**TASKS TO CARRY OUT:**
[1] Decide whether each statement below agrees with the Spring Legend text. Answer yes or no and quote the words from the text that settle it.
(a) The town is about 35 miles from Beijing.
(b) The town has existed for about ten years.
(c) A statue of Winston Churchill sits outside the town's German restaurant.
[2] Please answer these questions from the Spring Legend text, with one answer per line and each marked like its question.
(a) What colors make up the main street's palette?
(b) In which district is Spring Legend located?
(c) How is the waitress in the German restaurant dressed?
[3] Pick up the Spring Legend text after its last sentence and continue it.

**PAGE TEXT:**

There’s a town on the outskirts of Beijing that might just be the strangest you’ll ever see. The main street looks as if it was based on a child’s crayon drawing—a riotous palette of pinks, blues, and oranges—and the residents are frighteningly still. In fact, most aren’t even real. Instead, the town features such sights as a pair of petrified pigeons, yellow phone booths, and a statue of a sea dog gazing from a bridge.

Welcome to “Spring Legend,” a mock-Alpine town located in Huairou, a designated green-belt district about 35 miles from Beijing. The town has existed for about five years, but it lacks something fundamental: residents.

Spring Legend has the feel of a dream come true. Entering the town’s German restaurant—outside of which sits a statue of British Prime Minister Winston Churchill enjoying a bronze cigar—tables are set with fine china, wine goblets, silver cutlery, and linen, all neatly laid out for diners who never arrive. Then, a waitress dressed as a Bavarian fräulein appears and inquires how many there will be for lunch.

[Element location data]
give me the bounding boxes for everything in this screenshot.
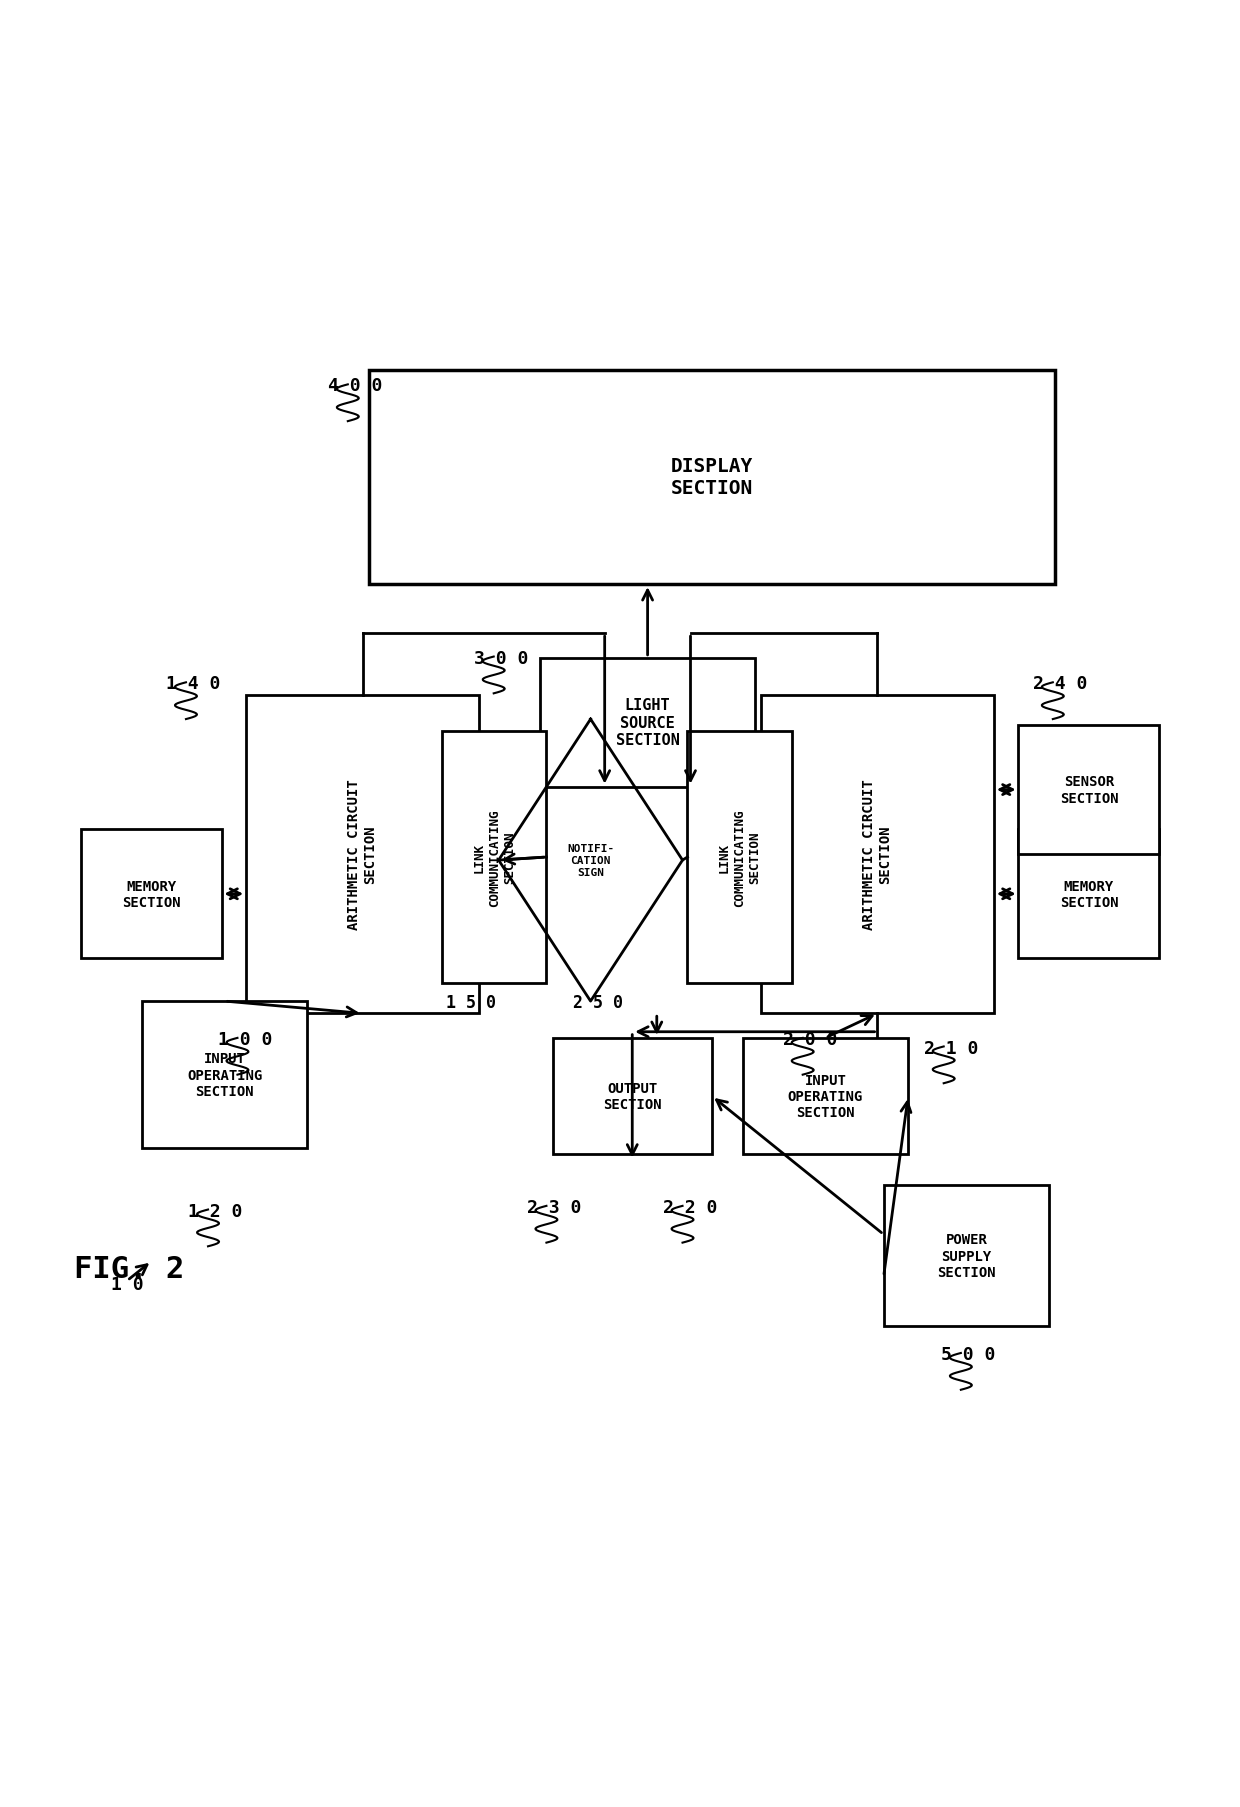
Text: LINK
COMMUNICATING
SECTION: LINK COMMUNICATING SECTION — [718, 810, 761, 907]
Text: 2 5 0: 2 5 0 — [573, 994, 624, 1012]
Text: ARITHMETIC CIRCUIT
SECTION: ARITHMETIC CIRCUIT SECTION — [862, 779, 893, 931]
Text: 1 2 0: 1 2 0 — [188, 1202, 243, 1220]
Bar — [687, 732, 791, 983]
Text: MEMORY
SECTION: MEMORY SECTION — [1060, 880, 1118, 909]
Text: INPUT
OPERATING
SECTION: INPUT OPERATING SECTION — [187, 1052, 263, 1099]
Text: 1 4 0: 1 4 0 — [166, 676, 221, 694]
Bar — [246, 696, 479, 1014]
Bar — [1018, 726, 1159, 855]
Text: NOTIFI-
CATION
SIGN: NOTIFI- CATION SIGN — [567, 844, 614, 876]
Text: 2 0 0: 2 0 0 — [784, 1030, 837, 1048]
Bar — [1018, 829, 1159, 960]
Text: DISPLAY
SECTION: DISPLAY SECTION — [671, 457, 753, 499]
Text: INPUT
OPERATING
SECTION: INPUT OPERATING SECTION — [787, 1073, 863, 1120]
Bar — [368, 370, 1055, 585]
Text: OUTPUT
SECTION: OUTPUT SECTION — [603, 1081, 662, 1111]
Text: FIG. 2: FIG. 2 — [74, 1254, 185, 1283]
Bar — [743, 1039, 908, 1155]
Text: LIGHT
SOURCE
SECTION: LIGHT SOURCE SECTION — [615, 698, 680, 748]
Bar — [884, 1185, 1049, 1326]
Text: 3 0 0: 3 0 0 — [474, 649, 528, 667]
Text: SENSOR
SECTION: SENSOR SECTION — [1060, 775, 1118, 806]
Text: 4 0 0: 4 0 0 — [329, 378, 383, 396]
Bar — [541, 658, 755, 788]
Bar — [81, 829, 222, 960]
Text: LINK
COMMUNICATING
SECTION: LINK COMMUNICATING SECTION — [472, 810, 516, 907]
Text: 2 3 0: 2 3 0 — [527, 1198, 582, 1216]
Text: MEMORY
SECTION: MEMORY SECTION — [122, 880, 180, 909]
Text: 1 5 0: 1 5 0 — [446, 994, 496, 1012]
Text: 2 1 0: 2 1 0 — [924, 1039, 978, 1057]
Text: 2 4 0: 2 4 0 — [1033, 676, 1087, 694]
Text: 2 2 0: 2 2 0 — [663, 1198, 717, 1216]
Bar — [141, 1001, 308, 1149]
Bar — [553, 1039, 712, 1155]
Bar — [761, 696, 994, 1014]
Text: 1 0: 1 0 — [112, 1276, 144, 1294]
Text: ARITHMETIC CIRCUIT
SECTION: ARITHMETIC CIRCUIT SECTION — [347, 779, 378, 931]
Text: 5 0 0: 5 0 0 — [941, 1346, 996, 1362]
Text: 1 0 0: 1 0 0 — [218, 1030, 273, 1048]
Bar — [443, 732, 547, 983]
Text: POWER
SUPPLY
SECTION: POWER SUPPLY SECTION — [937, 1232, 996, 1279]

**ANSWERS GIVEN:**
[1]
(a) Yes: "about 35 miles from Beijing"
(b) No: "The town has existed for about five years"
(c) Yes: "outside of which sits a statue of British Prime Minister Winston Churchill enjoying a bronze cigar"

[2]
(a) Pinks, blues, and oranges
(b) Huairou
(c) As a Bavarian fräulein

[3]
鬼城

The town’s motto is “The Beautiful Legend From the Alps” and indeed, compared to the livability problems of Chinese cities, Spring Legend has a pleasant environment. Tables are set with fine china, wine goblets, silver cutlery, and linen, all neatly laid out for diners who never arrive.

“We named it Spring Legend because it’s close to the river and has a small creek running through it,” explains Liu Xinhu, the chairman of Ding Xiu Zhi Ye (Spring Legend Properties). “It’s extremely beautiful in the spring, too.”

The town was conceived back in 2007, towards the end of a period of rapid development in Beijing that led to an increase in pollution and, correspondingly, a renewed interest among city-dwellers in a serene environment.

Spring Legend is empty for one simple reason: During the week, hardly anyone lives there. An estimated 80 percent of the town’s homeowners also have apartments in Beijing, and, according to Liu, the general occupancy rate in Spring Legend is only about 60 to 70 percent. Multiple-home ownership among China’s rich is not uncommon; University at Albany professor Youqin Huang has estimated that 15 percent of urban households in the country own two or more houses.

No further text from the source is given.